__Task instructions__.
Pick out each line below containing "icon".

__Input rows__.
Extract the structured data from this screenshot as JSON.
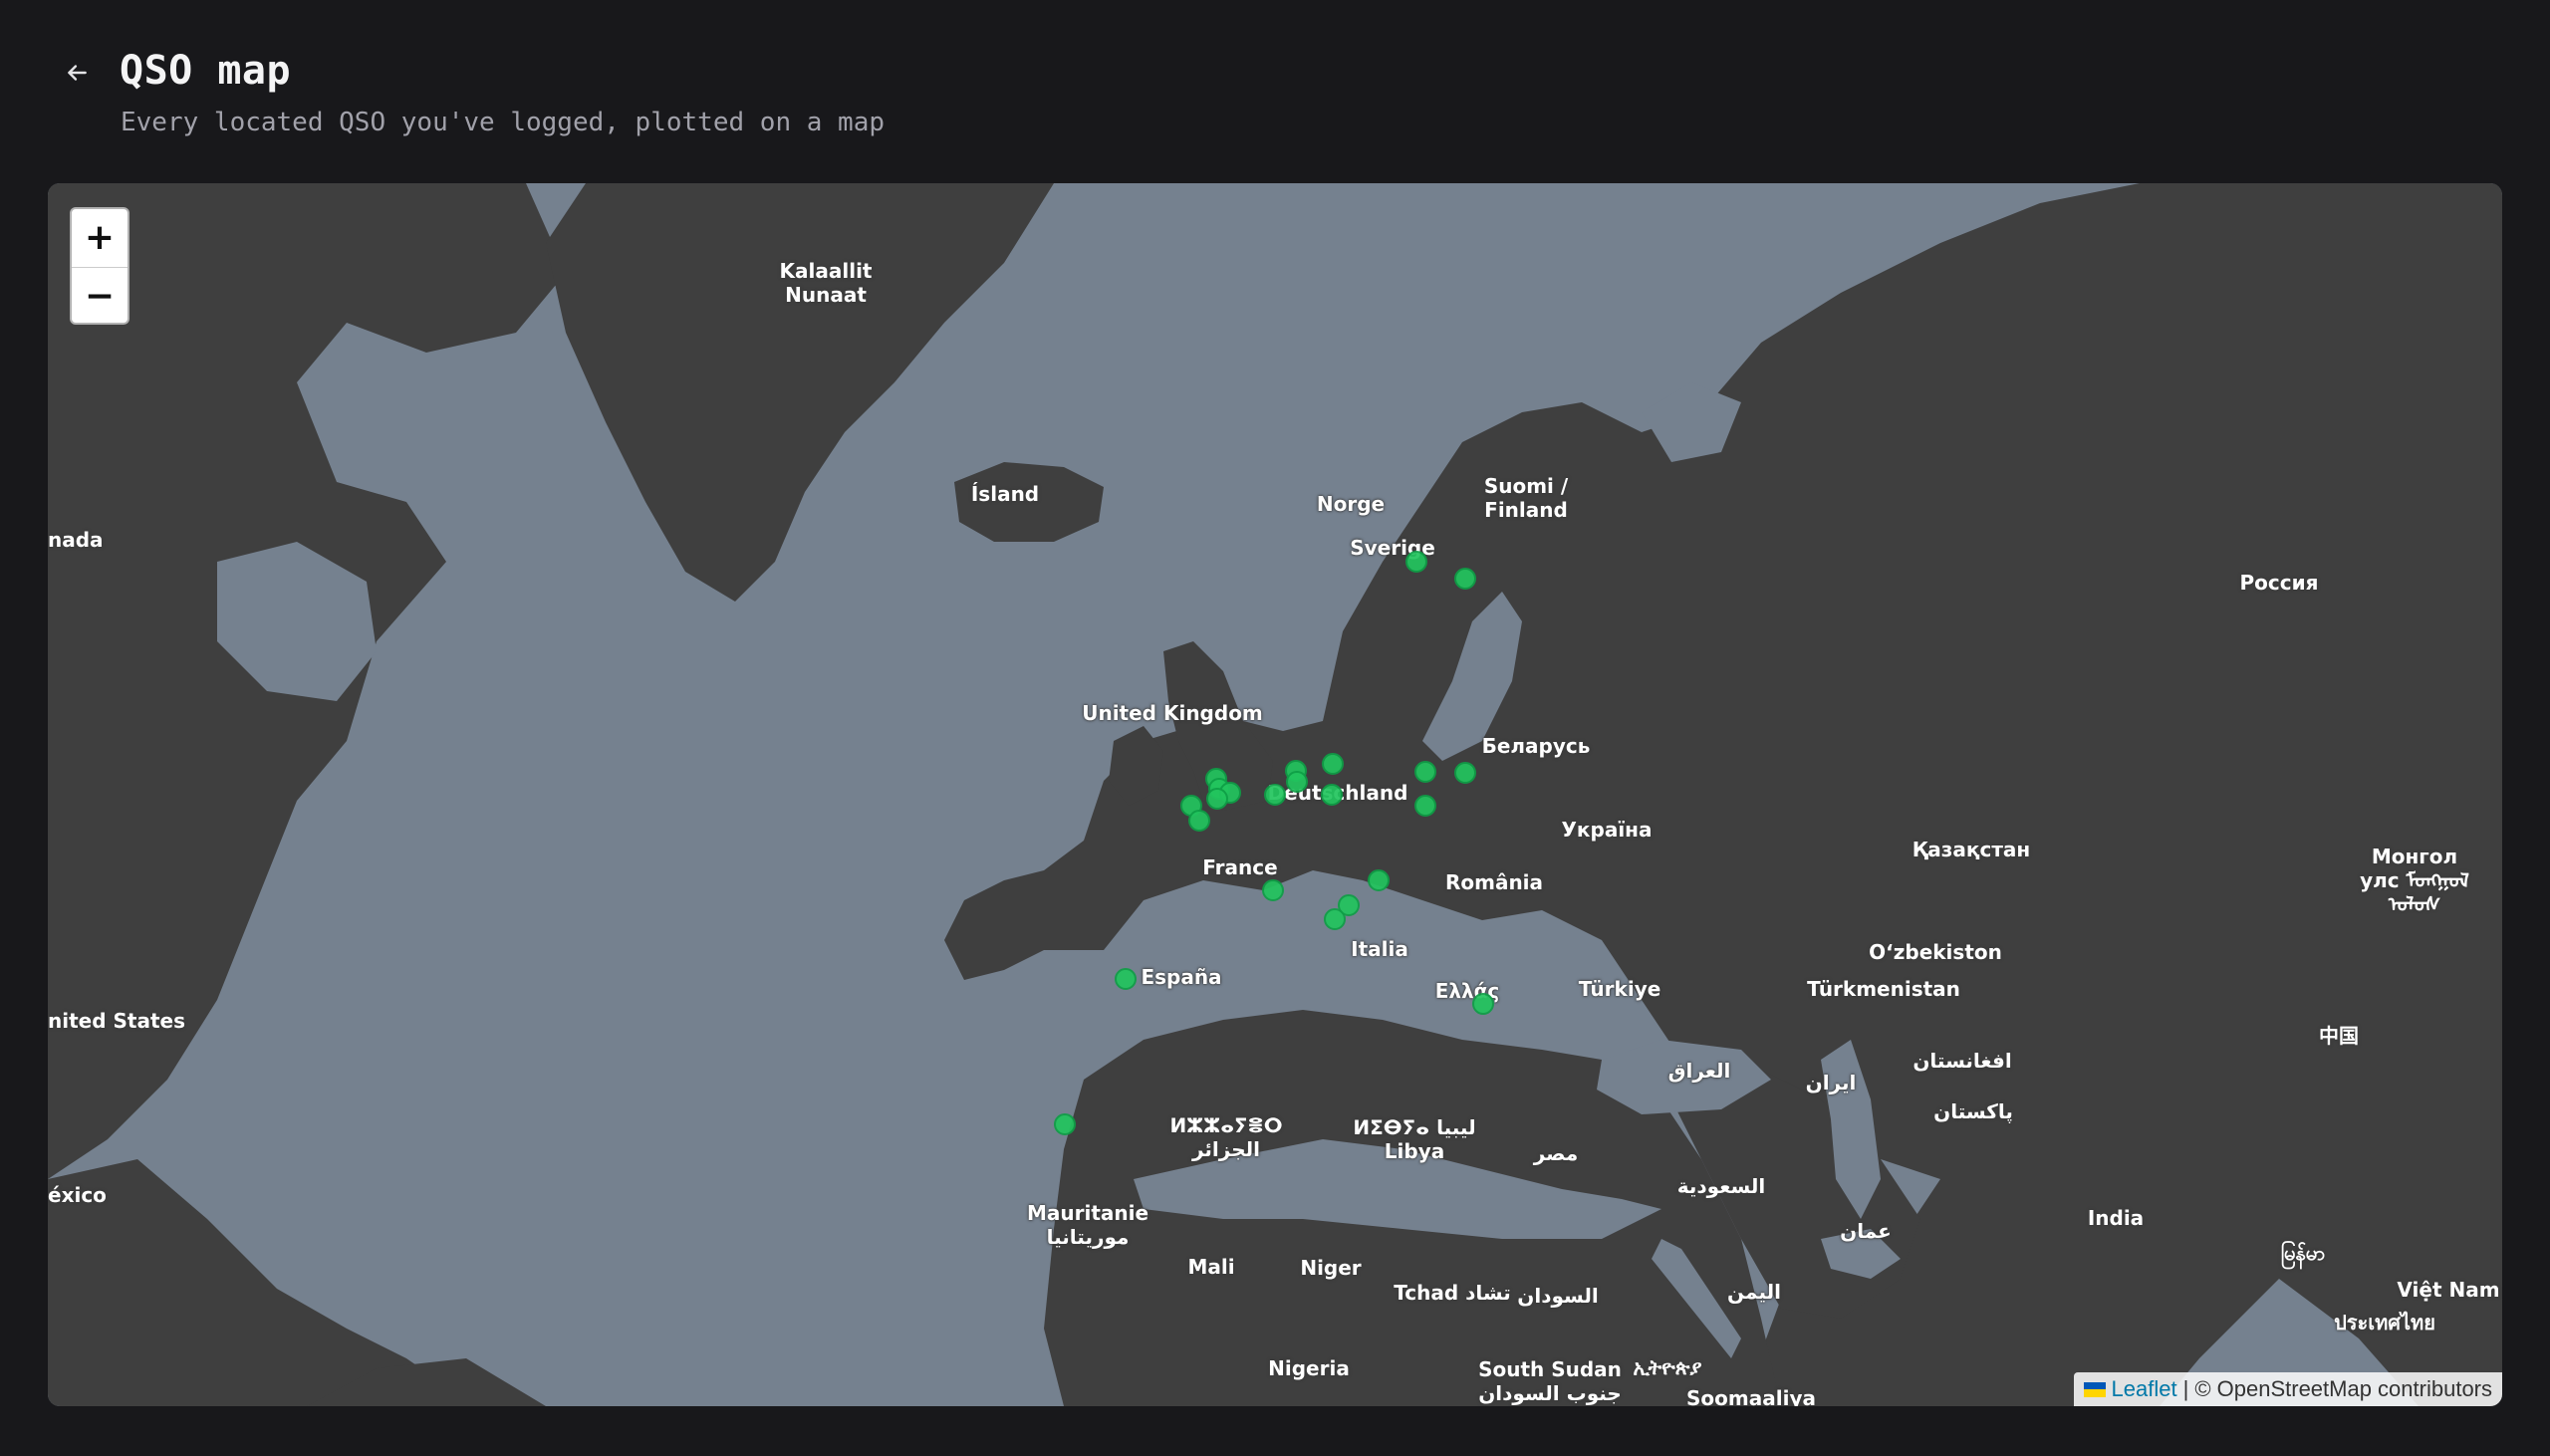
{
  "header": {
    "back_icon": "arrow-left-icon",
    "title": "QSO map",
    "subtitle": "Every located QSO you've logged, plotted on a map"
  },
  "map": {
    "zoom_in_label": "+",
    "zoom_out_label": "−",
    "attribution": {
      "flag_icon": "ukraine-flag-icon",
      "flag_colors": [
        "#0057b7",
        "#ffd500"
      ],
      "link": "Leaflet",
      "link_color": "#0078a8",
      "separator": "|",
      "text": "© OpenStreetMap contributors"
    },
    "colors": {
      "water": "#75818f",
      "land": "#3f3f3f",
      "marker": "#22c55e"
    },
    "labels": [
      {
        "text": "Kalaallit\nNunaat"
      },
      {
        "text": "Ísland"
      },
      {
        "text": "Norge"
      },
      {
        "text": "Suomi /\nFinland"
      },
      {
        "text": "Sverige"
      },
      {
        "text": "Россия"
      },
      {
        "text": "nada"
      },
      {
        "text": "United Kingdom"
      },
      {
        "text": "Беларусь"
      },
      {
        "text": "Deutschland"
      },
      {
        "text": "Україна"
      },
      {
        "text": "France"
      },
      {
        "text": "România"
      },
      {
        "text": "Қазақстан"
      },
      {
        "text": "Монгол\nулс ᠮᠣᠩᠭᠣᠯ\nᠤᠯᠤᠰ"
      },
      {
        "text": "Italia"
      },
      {
        "text": "O‘zbekiston"
      },
      {
        "text": "España"
      },
      {
        "text": "Ελλάς"
      },
      {
        "text": "Türkiye"
      },
      {
        "text": "Türkmenistan"
      },
      {
        "text": "nited States"
      },
      {
        "text": "中国"
      },
      {
        "text": "العراق"
      },
      {
        "text": "ایران"
      },
      {
        "text": "افغانستان"
      },
      {
        "text": "پاکستان"
      },
      {
        "text": "ⵍⵣⵣⴰⵢⴻⵔ\nالجزائر"
      },
      {
        "text": "ⵍⵉⴱⵢⴰ ليبيا\nLibya"
      },
      {
        "text": "مصر"
      },
      {
        "text": "éxico"
      },
      {
        "text": "السعودية"
      },
      {
        "text": "Mauritanie\nموريتانيا"
      },
      {
        "text": "India"
      },
      {
        "text": "عمان"
      },
      {
        "text": "မြန်မာ"
      },
      {
        "text": "Việt Nam"
      },
      {
        "text": "Mali"
      },
      {
        "text": "Niger"
      },
      {
        "text": "Tchad تشاد"
      },
      {
        "text": "السودان"
      },
      {
        "text": "اليمن"
      },
      {
        "text": "ประเทศไทย"
      },
      {
        "text": "Nigeria"
      },
      {
        "text": "South Sudan\nجنوب السودان"
      },
      {
        "text": "ኢትዮጵያ"
      },
      {
        "text": "Soomaaliya"
      }
    ]
  }
}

__Response for this exercise__.
    "back_icon": "arrow-left-icon",
      "flag_icon": "ukraine-flag-icon",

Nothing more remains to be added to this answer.